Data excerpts
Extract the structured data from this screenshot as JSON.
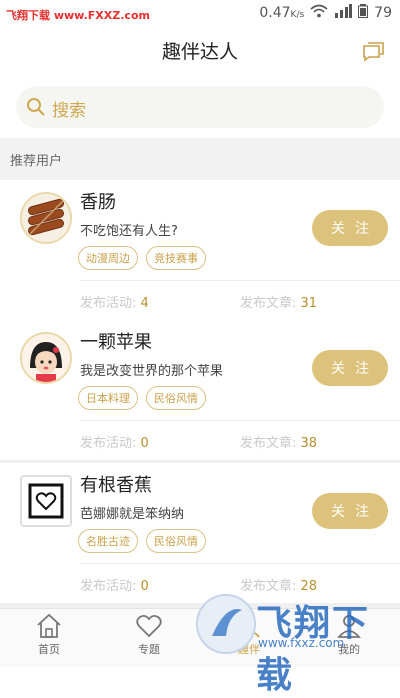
{
  "status_bar": {
    "site": "飞翔下载 www.FXXZ.com",
    "net_speed": "0.47",
    "net_unit": "K/s",
    "battery": "79"
  },
  "header": {
    "title": "趣伴达人",
    "message_icon": "chat-bubble-icon"
  },
  "search": {
    "placeholder": "搜索"
  },
  "section": {
    "label": "推荐用户"
  },
  "users": [
    {
      "name": "香肠",
      "bio": "不吃饱还有人生?",
      "tags": [
        "动漫周边",
        "竞技赛事"
      ],
      "follow": "关注",
      "activity_label": "发布活动:",
      "activity_count": "4",
      "article_label": "发布文章:",
      "article_count": "31"
    },
    {
      "name": "一颗苹果",
      "bio": "我是改变世界的那个苹果",
      "tags": [
        "日本料理",
        "民俗风情"
      ],
      "follow": "关注",
      "activity_label": "发布活动:",
      "activity_count": "0",
      "article_label": "发布文章:",
      "article_count": "38"
    },
    {
      "name": "有根香蕉",
      "bio": "芭娜娜就是笨纳纳",
      "tags": [
        "名胜古迹",
        "民俗风情"
      ],
      "follow": "关注",
      "activity_label": "发布活动:",
      "activity_count": "0",
      "article_label": "发布文章:",
      "article_count": "28"
    }
  ],
  "tabbar": {
    "home": "首页",
    "topics": "专题",
    "interest": "趣伴",
    "mine": "我的"
  },
  "watermark": {
    "text": "飞翔下载",
    "url": "www.fxxz.com"
  },
  "colors": {
    "accent": "#dcc27a",
    "accent_text": "#c9a24a",
    "stat_value": "#b9902f"
  }
}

What you have to do: Copy out each record shown above without alteration, skipping any picture.

Reply to the task:
Extract the structured data from this screenshot as JSON.
{
  "status_bar": {
    "site": "飞翔下载 www.FXXZ.com",
    "net_speed": "0.47",
    "net_unit": "K/s",
    "battery": "79"
  },
  "header": {
    "title": "趣伴达人",
    "message_icon": "chat-bubble-icon"
  },
  "search": {
    "placeholder": "搜索"
  },
  "section": {
    "label": "推荐用户"
  },
  "users": [
    {
      "name": "香肠",
      "bio": "不吃饱还有人生?",
      "tags": [
        "动漫周边",
        "竞技赛事"
      ],
      "follow": "关注",
      "activity_label": "发布活动:",
      "activity_count": "4",
      "article_label": "发布文章:",
      "article_count": "31"
    },
    {
      "name": "一颗苹果",
      "bio": "我是改变世界的那个苹果",
      "tags": [
        "日本料理",
        "民俗风情"
      ],
      "follow": "关注",
      "activity_label": "发布活动:",
      "activity_count": "0",
      "article_label": "发布文章:",
      "article_count": "38"
    },
    {
      "name": "有根香蕉",
      "bio": "芭娜娜就是笨纳纳",
      "tags": [
        "名胜古迹",
        "民俗风情"
      ],
      "follow": "关注",
      "activity_label": "发布活动:",
      "activity_count": "0",
      "article_label": "发布文章:",
      "article_count": "28"
    }
  ],
  "tabbar": {
    "home": "首页",
    "topics": "专题",
    "interest": "趣伴",
    "mine": "我的"
  },
  "watermark": {
    "text": "飞翔下载",
    "url": "www.fxxz.com"
  },
  "colors": {
    "accent": "#dcc27a",
    "accent_text": "#c9a24a",
    "stat_value": "#b9902f"
  }
}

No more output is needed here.